Texto extraído:
————————

Los comparables son activos utilizados como puntos de referencia para determinar el valor justo de mercado de un elemento específico. Al analizar las características y los precios de venta recientes de activos similares, los inversores, analistas y tasadores pueden establecer un punto de referencia fiable para la valoración. Este método se aplica ampliamente en diversos sectores, incluidos el inmobiliario y el análisis de renta variable, para garantizar que los precios se mantengan basados en la realidad actual del mercado.
Para utilizar este enfoque de manera efectiva, se deben seleccionar activos que reflejen fielmente al sujeto en términos de tamaño, ubicación, antigüedad y estado. Los profesionales suelen recopilar datos de ventas ocurridas en los últimos doce meses para asegurar que la información refleje las condiciones económicas actuales. En el sector inmobiliario, por ejemplo, generalmente se requiere un mínimo de tres propiedades comparables para formar una evaluación precisa del valor de una vivienda.

————————

Listado de datos:
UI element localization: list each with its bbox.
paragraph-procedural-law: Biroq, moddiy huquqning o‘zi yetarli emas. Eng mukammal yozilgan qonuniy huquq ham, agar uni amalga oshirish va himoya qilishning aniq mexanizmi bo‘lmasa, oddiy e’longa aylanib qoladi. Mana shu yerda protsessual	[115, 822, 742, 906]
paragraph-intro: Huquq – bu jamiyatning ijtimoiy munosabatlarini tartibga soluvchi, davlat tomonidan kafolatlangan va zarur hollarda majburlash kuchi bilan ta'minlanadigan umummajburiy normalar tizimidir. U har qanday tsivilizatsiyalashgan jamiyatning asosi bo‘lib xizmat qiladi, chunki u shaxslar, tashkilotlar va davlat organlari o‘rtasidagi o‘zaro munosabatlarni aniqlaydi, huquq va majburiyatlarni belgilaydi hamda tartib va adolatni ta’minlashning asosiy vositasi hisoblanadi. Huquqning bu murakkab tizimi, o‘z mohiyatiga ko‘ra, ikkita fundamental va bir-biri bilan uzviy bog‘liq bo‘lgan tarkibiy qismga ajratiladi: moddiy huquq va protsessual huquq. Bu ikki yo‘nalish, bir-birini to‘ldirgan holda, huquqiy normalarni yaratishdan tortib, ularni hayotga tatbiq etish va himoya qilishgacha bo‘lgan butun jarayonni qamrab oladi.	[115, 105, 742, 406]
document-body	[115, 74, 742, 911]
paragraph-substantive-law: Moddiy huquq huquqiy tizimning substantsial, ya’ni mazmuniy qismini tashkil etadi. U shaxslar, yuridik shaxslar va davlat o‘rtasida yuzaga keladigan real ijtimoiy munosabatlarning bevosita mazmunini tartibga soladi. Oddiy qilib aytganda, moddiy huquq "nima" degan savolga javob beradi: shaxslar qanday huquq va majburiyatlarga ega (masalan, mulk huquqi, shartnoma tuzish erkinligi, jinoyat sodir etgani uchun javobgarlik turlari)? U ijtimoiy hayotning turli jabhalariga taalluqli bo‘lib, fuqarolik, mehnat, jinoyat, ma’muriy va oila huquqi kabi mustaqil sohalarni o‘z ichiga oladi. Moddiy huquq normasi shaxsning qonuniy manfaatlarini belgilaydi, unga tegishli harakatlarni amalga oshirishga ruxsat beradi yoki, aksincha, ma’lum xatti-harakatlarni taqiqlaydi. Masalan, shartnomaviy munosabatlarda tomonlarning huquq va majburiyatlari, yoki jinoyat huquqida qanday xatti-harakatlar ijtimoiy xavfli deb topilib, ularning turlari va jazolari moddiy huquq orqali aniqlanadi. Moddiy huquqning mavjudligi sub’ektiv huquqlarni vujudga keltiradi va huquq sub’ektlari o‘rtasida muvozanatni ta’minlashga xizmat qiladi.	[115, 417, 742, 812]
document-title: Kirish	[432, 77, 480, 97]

————————

Instrucciones de trabajo: Indique si cada afirmación concuerda con el texto sobre los comparables y responda sí o no, citando las palabras decisivas del texto: 1. Los profesionales suelen recopilar datos de ventas de los últimos doce meses. 2. En el sector inmobiliario basta con una sola propiedad comparable para valorar una vivienda. 3. Este método de valoración se aplica únicamente en el sector inmobiliario.

Resultado de la tarea:
1. Sí: «Los profesionales suelen recopilar datos de ventas ocurridas en los últimos doce meses».
2. No: «generalmente se requiere un mínimo de tres propiedades comparables».
3. No: «se aplica ampliamente en diversos sectores, incluidos el inmobiliario y el análisis de renta variable».